(Saved entries)
━━━━━━
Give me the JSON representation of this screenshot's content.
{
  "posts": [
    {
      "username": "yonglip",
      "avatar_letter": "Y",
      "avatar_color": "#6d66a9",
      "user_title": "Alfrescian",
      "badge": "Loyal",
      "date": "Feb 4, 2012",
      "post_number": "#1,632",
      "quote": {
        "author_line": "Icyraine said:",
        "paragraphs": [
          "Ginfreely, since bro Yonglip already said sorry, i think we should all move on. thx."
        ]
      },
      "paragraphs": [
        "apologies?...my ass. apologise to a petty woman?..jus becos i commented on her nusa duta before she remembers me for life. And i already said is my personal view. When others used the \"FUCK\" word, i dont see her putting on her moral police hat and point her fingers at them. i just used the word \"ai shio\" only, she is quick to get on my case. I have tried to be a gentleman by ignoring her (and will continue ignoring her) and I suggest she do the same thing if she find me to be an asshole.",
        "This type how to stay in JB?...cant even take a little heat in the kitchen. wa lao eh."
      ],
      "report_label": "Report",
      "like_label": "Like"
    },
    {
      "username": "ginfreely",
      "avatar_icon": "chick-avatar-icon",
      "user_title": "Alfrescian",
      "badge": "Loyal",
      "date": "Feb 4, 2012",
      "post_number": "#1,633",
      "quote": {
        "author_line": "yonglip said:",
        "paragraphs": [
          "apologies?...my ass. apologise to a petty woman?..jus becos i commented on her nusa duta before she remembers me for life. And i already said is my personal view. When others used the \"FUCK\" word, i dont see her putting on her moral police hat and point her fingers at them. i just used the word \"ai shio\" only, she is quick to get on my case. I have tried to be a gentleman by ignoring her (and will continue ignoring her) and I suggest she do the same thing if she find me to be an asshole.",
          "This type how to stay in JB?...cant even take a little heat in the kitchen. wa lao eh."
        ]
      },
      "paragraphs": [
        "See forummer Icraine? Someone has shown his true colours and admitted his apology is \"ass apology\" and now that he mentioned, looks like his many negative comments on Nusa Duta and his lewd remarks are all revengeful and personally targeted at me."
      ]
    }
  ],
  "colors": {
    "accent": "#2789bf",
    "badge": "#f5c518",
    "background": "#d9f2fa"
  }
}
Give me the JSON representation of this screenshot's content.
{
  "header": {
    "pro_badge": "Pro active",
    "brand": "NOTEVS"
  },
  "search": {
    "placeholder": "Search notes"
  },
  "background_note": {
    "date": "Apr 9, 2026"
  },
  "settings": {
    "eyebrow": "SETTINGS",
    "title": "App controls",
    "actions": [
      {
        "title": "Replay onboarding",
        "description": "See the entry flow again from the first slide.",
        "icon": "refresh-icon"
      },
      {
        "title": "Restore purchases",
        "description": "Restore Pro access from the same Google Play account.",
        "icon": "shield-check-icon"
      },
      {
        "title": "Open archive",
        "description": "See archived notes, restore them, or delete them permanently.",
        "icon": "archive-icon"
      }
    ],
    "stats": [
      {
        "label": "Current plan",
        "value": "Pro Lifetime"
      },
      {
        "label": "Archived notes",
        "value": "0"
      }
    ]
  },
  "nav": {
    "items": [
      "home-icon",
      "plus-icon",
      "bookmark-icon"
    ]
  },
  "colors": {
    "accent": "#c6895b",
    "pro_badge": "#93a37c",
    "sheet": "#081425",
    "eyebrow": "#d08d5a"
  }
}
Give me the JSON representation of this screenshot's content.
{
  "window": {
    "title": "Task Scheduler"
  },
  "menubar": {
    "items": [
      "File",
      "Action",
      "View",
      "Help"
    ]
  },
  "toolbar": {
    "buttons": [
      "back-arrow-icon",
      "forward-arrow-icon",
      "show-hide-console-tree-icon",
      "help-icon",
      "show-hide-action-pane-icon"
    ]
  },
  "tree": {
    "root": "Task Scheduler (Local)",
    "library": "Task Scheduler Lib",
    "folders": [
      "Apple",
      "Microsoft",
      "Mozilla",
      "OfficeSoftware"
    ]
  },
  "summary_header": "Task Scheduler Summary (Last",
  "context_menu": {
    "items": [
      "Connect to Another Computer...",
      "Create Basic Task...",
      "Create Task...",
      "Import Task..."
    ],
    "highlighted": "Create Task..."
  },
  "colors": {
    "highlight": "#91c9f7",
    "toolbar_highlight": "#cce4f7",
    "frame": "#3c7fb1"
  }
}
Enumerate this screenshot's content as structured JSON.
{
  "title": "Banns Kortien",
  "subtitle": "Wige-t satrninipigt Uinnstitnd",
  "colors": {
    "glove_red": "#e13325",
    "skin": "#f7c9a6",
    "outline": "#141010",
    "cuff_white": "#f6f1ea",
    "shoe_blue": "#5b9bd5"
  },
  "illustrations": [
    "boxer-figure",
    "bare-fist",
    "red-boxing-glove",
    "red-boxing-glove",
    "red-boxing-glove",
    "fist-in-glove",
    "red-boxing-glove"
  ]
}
━━━━━━
__STATED TASK__
Print exactly the lines above, starting at the line that contains "Enumerate this screenshot's" and ending with the last line of the records, both included.

__WORKED SOLUTION__
Enumerate this screenshot's content as structured JSON.
{
  "title": "Banns Kortien",
  "subtitle": "Wige-t satrninipigt Uinnstitnd",
  "colors": {
    "glove_red": "#e13325",
    "skin": "#f7c9a6",
    "outline": "#141010",
    "cuff_white": "#f6f1ea",
    "shoe_blue": "#5b9bd5"
  },
  "illustrations": [
    "boxer-figure",
    "bare-fist",
    "red-boxing-glove",
    "red-boxing-glove",
    "red-boxing-glove",
    "fist-in-glove",
    "red-boxing-glove"
  ]
}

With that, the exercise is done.